◆ **AVAILABLE DATA**:
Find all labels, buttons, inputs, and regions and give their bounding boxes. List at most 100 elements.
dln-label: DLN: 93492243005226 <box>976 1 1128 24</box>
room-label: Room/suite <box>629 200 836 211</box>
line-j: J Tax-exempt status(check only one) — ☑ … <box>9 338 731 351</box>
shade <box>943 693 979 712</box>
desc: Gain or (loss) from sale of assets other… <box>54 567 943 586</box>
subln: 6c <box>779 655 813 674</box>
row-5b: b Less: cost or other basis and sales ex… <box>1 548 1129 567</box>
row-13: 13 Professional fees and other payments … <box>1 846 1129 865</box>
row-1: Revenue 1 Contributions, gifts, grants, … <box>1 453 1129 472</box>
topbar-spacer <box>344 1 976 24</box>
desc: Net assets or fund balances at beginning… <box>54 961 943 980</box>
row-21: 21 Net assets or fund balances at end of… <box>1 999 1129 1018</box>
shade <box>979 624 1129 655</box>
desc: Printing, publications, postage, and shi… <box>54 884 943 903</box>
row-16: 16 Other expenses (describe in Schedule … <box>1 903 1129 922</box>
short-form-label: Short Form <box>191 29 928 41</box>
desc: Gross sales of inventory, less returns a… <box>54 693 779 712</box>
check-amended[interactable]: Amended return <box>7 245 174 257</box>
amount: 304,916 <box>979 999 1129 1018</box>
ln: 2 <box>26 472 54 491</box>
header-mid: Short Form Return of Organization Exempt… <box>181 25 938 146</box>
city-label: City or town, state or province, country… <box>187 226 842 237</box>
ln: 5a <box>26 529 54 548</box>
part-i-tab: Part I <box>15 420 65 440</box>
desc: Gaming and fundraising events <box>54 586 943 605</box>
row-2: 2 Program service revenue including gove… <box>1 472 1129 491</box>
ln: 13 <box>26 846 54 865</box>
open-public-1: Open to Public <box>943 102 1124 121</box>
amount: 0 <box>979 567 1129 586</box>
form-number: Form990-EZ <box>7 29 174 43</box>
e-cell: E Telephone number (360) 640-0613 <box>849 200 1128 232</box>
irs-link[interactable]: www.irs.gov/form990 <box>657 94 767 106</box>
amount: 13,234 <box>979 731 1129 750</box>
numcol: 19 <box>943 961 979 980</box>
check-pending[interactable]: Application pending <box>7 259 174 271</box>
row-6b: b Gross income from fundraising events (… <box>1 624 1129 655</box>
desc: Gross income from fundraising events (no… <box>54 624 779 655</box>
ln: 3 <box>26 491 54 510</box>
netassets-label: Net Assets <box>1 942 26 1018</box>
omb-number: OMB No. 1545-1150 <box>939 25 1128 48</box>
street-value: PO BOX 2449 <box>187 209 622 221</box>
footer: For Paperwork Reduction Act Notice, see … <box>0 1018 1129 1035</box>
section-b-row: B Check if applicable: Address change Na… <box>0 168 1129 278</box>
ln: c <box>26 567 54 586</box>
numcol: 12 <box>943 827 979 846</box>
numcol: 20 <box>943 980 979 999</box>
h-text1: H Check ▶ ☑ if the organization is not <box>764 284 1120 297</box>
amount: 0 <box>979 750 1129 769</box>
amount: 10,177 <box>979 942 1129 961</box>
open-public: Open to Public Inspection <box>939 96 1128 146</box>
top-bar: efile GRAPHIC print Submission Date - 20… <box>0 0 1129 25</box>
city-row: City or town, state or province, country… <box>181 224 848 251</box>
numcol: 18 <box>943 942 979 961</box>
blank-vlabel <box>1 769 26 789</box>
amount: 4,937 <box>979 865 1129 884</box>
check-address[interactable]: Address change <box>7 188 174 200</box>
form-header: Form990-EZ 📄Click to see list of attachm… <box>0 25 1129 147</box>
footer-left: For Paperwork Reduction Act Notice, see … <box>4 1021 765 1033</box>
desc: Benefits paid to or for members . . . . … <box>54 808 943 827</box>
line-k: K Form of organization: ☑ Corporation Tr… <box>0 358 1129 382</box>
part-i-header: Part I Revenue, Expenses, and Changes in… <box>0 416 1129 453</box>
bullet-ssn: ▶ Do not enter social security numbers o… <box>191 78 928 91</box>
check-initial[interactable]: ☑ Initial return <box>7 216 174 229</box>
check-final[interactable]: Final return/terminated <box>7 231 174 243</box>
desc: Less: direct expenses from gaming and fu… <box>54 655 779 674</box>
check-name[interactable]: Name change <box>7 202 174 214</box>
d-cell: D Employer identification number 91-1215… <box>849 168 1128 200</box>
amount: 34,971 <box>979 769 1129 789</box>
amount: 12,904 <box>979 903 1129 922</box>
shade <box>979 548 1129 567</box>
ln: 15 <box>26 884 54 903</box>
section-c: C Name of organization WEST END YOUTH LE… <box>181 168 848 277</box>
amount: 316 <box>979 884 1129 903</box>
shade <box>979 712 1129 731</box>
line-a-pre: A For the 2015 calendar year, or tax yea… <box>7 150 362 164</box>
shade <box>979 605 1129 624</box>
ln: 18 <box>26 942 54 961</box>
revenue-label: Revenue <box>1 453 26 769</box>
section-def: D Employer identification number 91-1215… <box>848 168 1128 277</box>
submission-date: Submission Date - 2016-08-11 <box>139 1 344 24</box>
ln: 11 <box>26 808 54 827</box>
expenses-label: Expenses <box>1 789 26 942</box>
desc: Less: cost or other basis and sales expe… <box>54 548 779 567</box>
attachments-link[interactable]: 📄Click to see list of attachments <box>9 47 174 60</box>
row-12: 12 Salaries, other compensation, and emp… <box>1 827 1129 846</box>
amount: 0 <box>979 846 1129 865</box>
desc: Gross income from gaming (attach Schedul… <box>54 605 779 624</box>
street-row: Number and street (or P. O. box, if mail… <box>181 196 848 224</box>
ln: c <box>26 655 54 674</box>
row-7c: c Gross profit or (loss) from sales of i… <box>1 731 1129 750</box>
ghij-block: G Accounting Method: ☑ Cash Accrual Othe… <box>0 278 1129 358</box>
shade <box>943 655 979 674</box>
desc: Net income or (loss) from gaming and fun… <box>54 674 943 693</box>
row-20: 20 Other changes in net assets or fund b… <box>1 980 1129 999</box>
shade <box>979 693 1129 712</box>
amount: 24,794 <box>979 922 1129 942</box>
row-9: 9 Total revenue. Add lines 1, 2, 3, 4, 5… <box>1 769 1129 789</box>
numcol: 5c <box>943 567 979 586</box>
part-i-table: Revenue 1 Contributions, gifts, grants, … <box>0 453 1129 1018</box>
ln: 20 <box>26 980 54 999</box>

◆ **WORK INSTRUCTIONS**:
Repeat all of the rows above word for word, without changing anything.

◆ **WRITTEN RESPONSE**:
Find all labels, buttons, inputs, and regions and give their bounding boxes. List at most 100 elements.
dln-label: DLN: 93492243005226 <box>976 1 1128 24</box>
room-label: Room/suite <box>629 200 836 211</box>
line-j: J Tax-exempt status(check only one) — ☑ … <box>9 338 731 351</box>
shade <box>943 693 979 712</box>
desc: Gain or (loss) from sale of assets other… <box>54 567 943 586</box>
subln: 6c <box>779 655 813 674</box>
row-5b: b Less: cost or other basis and sales ex… <box>1 548 1129 567</box>
row-13: 13 Professional fees and other payments … <box>1 846 1129 865</box>
row-1: Revenue 1 Contributions, gifts, grants, … <box>1 453 1129 472</box>
topbar-spacer <box>344 1 976 24</box>
desc: Net assets or fund balances at beginning… <box>54 961 943 980</box>
row-21: 21 Net assets or fund balances at end of… <box>1 999 1129 1018</box>
shade <box>979 624 1129 655</box>
desc: Printing, publications, postage, and shi… <box>54 884 943 903</box>
row-16: 16 Other expenses (describe in Schedule … <box>1 903 1129 922</box>
short-form-label: Short Form <box>191 29 928 41</box>
desc: Gross sales of inventory, less returns a… <box>54 693 779 712</box>
check-amended[interactable]: Amended return <box>7 245 174 257</box>
amount: 304,916 <box>979 999 1129 1018</box>
ln: 2 <box>26 472 54 491</box>
header-mid: Short Form Return of Organization Exempt… <box>181 25 938 146</box>
city-label: City or town, state or province, country… <box>187 226 842 237</box>
ln: 5a <box>26 529 54 548</box>
part-i-tab: Part I <box>15 420 65 440</box>
desc: Gaming and fundraising events <box>54 586 943 605</box>
row-2: 2 Program service revenue including gove… <box>1 472 1129 491</box>
ln: 13 <box>26 846 54 865</box>
open-public-1: Open to Public <box>943 102 1124 121</box>
amount: 0 <box>979 567 1129 586</box>
form-number: Form990-EZ <box>7 29 174 43</box>
e-cell: E Telephone number (360) 640-0613 <box>849 200 1128 232</box>
irs-link[interactable]: www.irs.gov/form990 <box>657 94 767 106</box>
amount: 13,234 <box>979 731 1129 750</box>
numcol: 19 <box>943 961 979 980</box>
check-pending[interactable]: Application pending <box>7 259 174 271</box>
row-6b: b Gross income from fundraising events (… <box>1 624 1129 655</box>
desc: Gross income from fundraising events (no… <box>54 624 779 655</box>
ln: 3 <box>26 491 54 510</box>
netassets-label: Net Assets <box>1 942 26 1018</box>
omb-number: OMB No. 1545-1150 <box>939 25 1128 48</box>
street-value: PO BOX 2449 <box>187 209 622 221</box>
footer: For Paperwork Reduction Act Notice, see … <box>0 1018 1129 1035</box>
section-b-row: B Check if applicable: Address change Na… <box>0 168 1129 278</box>
ln: c <box>26 567 54 586</box>
numcol: 12 <box>943 827 979 846</box>
numcol: 20 <box>943 980 979 999</box>
h-text1: H Check ▶ ☑ if the organization is not <box>764 284 1120 297</box>
amount: 0 <box>979 750 1129 769</box>
amount: 10,177 <box>979 942 1129 961</box>
open-public: Open to Public Inspection <box>939 96 1128 146</box>
top-bar: efile GRAPHIC print Submission Date - 20… <box>0 0 1129 25</box>
city-row: City or town, state or province, country… <box>181 224 848 251</box>
numcol: 18 <box>943 942 979 961</box>
blank-vlabel <box>1 769 26 789</box>
amount: 4,937 <box>979 865 1129 884</box>
check-address[interactable]: Address change <box>7 188 174 200</box>
form-header: Form990-EZ 📄Click to see list of attachm… <box>0 25 1129 147</box>
footer-left: For Paperwork Reduction Act Notice, see … <box>4 1021 765 1033</box>
desc: Benefits paid to or for members . . . . … <box>54 808 943 827</box>
line-k: K Form of organization: ☑ Corporation Tr… <box>0 358 1129 382</box>
part-i-header: Part I Revenue, Expenses, and Changes in… <box>0 416 1129 453</box>
bullet-ssn: ▶ Do not enter social security numbers o… <box>191 78 928 91</box>
check-initial[interactable]: ☑ Initial return <box>7 216 174 229</box>
check-final[interactable]: Final return/terminated <box>7 231 174 243</box>
desc: Less: direct expenses from gaming and fu… <box>54 655 779 674</box>
check-name[interactable]: Name change <box>7 202 174 214</box>
d-cell: D Employer identification number 91-1215… <box>849 168 1128 200</box>
amount: 34,971 <box>979 769 1129 789</box>
amount: 12,904 <box>979 903 1129 922</box>
shade <box>979 548 1129 567</box>
ln: 15 <box>26 884 54 903</box>
section-c: C Name of organization WEST END YOUTH LE… <box>181 168 848 277</box>
amount: 316 <box>979 884 1129 903</box>
shade <box>979 712 1129 731</box>
line-a-pre: A For the 2015 calendar year, or tax yea… <box>7 150 362 164</box>
shade <box>979 605 1129 624</box>
ln: 18 <box>26 942 54 961</box>
revenue-label: Revenue <box>1 453 26 769</box>
section-def: D Employer identification number 91-1215… <box>848 168 1128 277</box>
submission-date: Submission Date - 2016-08-11 <box>139 1 344 24</box>
ln: 11 <box>26 808 54 827</box>
expenses-label: Expenses <box>1 789 26 942</box>
desc: Less: cost or other basis and sales expe… <box>54 548 779 567</box>
attachments-link[interactable]: 📄Click to see list of attachments <box>9 47 174 60</box>
row-12: 12 Salaries, other compensation, and emp… <box>1 827 1129 846</box>
amount: 0 <box>979 846 1129 865</box>
desc: Gross income from gaming (attach Schedul… <box>54 605 779 624</box>
street-row: Number and street (or P. O. box, if mail… <box>181 196 848 224</box>
ln: c <box>26 655 54 674</box>
row-7c: c Gross profit or (loss) from sales of i… <box>1 731 1129 750</box>
ghij-block: G Accounting Method: ☑ Cash Accrual Othe… <box>0 278 1129 358</box>
shade <box>943 655 979 674</box>
desc: Net income or (loss) from gaming and fun… <box>54 674 943 693</box>
row-20: 20 Other changes in net assets or fund b… <box>1 980 1129 999</box>
shade <box>979 693 1129 712</box>
amount: 24,794 <box>979 922 1129 942</box>
row-9: 9 Total revenue. Add lines 1, 2, 3, 4, 5… <box>1 769 1129 789</box>
numcol: 5c <box>943 567 979 586</box>
part-i-table: Revenue 1 Contributions, gifts, grants, … <box>0 453 1129 1018</box>
ln: 20 <box>26 980 54 999</box>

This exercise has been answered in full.